■ **GIVEN TASK**
Would you copy out the whole listing exactly as given?

###

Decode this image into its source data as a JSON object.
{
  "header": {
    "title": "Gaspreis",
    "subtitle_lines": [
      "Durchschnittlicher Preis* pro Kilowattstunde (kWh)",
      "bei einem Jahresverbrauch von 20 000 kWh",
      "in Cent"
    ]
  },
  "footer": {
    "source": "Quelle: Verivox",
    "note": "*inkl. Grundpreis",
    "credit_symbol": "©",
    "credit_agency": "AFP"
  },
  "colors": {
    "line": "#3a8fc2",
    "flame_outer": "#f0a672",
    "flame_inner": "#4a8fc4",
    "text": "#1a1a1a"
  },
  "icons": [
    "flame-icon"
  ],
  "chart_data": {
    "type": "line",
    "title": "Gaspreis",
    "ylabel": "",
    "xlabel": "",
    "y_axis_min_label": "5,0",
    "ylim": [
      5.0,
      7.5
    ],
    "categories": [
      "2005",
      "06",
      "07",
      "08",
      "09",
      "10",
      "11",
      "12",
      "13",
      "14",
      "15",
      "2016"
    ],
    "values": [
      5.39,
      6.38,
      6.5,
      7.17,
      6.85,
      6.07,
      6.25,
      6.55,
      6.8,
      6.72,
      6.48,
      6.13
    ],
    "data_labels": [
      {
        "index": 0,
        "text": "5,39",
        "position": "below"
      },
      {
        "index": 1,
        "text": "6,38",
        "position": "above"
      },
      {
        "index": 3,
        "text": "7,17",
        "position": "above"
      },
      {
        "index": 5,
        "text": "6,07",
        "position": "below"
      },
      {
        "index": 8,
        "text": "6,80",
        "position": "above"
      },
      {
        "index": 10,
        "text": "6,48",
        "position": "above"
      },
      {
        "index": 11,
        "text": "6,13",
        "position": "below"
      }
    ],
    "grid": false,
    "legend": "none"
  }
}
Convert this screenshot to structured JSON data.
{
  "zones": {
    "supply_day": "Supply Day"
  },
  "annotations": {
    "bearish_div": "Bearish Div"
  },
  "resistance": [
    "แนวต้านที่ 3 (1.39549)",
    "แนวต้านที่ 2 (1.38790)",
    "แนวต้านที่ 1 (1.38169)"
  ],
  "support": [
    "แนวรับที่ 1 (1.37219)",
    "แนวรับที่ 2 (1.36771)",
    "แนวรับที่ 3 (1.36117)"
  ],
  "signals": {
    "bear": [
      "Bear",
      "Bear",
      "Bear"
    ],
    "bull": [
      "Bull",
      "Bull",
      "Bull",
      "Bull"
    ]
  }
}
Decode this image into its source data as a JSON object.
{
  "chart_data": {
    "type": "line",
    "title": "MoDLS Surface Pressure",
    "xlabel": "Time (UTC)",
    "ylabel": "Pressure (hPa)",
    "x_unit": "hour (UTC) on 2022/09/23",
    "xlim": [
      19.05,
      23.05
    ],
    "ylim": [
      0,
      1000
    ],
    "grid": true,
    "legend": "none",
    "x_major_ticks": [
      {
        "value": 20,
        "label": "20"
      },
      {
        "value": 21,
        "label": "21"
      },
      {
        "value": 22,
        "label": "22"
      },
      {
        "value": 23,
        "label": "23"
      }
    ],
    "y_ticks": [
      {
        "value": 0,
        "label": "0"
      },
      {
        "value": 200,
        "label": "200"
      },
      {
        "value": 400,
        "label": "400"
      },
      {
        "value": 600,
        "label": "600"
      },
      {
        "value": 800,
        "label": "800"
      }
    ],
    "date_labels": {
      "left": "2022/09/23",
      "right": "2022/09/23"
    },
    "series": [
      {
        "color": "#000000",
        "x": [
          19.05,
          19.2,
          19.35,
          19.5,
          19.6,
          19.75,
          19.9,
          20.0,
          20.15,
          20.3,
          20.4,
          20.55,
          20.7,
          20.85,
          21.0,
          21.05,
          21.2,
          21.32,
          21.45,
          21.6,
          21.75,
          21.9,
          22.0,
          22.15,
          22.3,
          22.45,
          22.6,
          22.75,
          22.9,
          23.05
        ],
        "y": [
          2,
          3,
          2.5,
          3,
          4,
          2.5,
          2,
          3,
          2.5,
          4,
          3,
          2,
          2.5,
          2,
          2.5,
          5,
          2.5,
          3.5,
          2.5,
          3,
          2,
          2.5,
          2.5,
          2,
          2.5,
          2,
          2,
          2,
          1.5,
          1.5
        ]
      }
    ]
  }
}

###

■ **CORRECT RESPONSE**
Decode this image into its source data as a JSON object.
{
  "header": {
    "title": "Gaspreis",
    "subtitle_lines": [
      "Durchschnittlicher Preis* pro Kilowattstunde (kWh)",
      "bei einem Jahresverbrauch von 20 000 kWh",
      "in Cent"
    ]
  },
  "footer": {
    "source": "Quelle: Verivox",
    "note": "*inkl. Grundpreis",
    "credit_symbol": "©",
    "credit_agency": "AFP"
  },
  "colors": {
    "line": "#3a8fc2",
    "flame_outer": "#f0a672",
    "flame_inner": "#4a8fc4",
    "text": "#1a1a1a"
  },
  "icons": [
    "flame-icon"
  ],
  "chart_data": {
    "type": "line",
    "title": "Gaspreis",
    "ylabel": "",
    "xlabel": "",
    "y_axis_min_label": "5,0",
    "ylim": [
      5.0,
      7.5
    ],
    "categories": [
      "2005",
      "06",
      "07",
      "08",
      "09",
      "10",
      "11",
      "12",
      "13",
      "14",
      "15",
      "2016"
    ],
    "values": [
      5.39,
      6.38,
      6.5,
      7.17,
      6.85,
      6.07,
      6.25,
      6.55,
      6.8,
      6.72,
      6.48,
      6.13
    ],
    "data_labels": [
      {
        "index": 0,
        "text": "5,39",
        "position": "below"
      },
      {
        "index": 1,
        "text": "6,38",
        "position": "above"
      },
      {
        "index": 3,
        "text": "7,17",
        "position": "above"
      },
      {
        "index": 5,
        "text": "6,07",
        "position": "below"
      },
      {
        "index": 8,
        "text": "6,80",
        "position": "above"
      },
      {
        "index": 10,
        "text": "6,48",
        "position": "above"
      },
      {
        "index": 11,
        "text": "6,13",
        "position": "below"
      }
    ],
    "grid": false,
    "legend": "none"
  }
}
Convert this screenshot to structured JSON data.
{
  "zones": {
    "supply_day": "Supply Day"
  },
  "annotations": {
    "bearish_div": "Bearish Div"
  },
  "resistance": [
    "แนวต้านที่ 3 (1.39549)",
    "แนวต้านที่ 2 (1.38790)",
    "แนวต้านที่ 1 (1.38169)"
  ],
  "support": [
    "แนวรับที่ 1 (1.37219)",
    "แนวรับที่ 2 (1.36771)",
    "แนวรับที่ 3 (1.36117)"
  ],
  "signals": {
    "bear": [
      "Bear",
      "Bear",
      "Bear"
    ],
    "bull": [
      "Bull",
      "Bull",
      "Bull",
      "Bull"
    ]
  }
}
Decode this image into its source data as a JSON object.
{
  "chart_data": {
    "type": "line",
    "title": "MoDLS Surface Pressure",
    "xlabel": "Time (UTC)",
    "ylabel": "Pressure (hPa)",
    "x_unit": "hour (UTC) on 2022/09/23",
    "xlim": [
      19.05,
      23.05
    ],
    "ylim": [
      0,
      1000
    ],
    "grid": true,
    "legend": "none",
    "x_major_ticks": [
      {
        "value": 20,
        "label": "20"
      },
      {
        "value": 21,
        "label": "21"
      },
      {
        "value": 22,
        "label": "22"
      },
      {
        "value": 23,
        "label": "23"
      }
    ],
    "y_ticks": [
      {
        "value": 0,
        "label": "0"
      },
      {
        "value": 200,
        "label": "200"
      },
      {
        "value": 400,
        "label": "400"
      },
      {
        "value": 600,
        "label": "600"
      },
      {
        "value": 800,
        "label": "800"
      }
    ],
    "date_labels": {
      "left": "2022/09/23",
      "right": "2022/09/23"
    },
    "series": [
      {
        "color": "#000000",
        "x": [
          19.05,
          19.2,
          19.35,
          19.5,
          19.6,
          19.75,
          19.9,
          20.0,
          20.15,
          20.3,
          20.4,
          20.55,
          20.7,
          20.85,
          21.0,
          21.05,
          21.2,
          21.32,
          21.45,
          21.6,
          21.75,
          21.9,
          22.0,
          22.15,
          22.3,
          22.45,
          22.6,
          22.75,
          22.9,
          23.05
        ],
        "y": [
          2,
          3,
          2.5,
          3,
          4,
          2.5,
          2,
          3,
          2.5,
          4,
          3,
          2,
          2.5,
          2,
          2.5,
          5,
          2.5,
          3.5,
          2.5,
          3,
          2,
          2.5,
          2.5,
          2,
          2.5,
          2,
          2,
          2,
          1.5,
          1.5
        ]
      }
    ]
  }
}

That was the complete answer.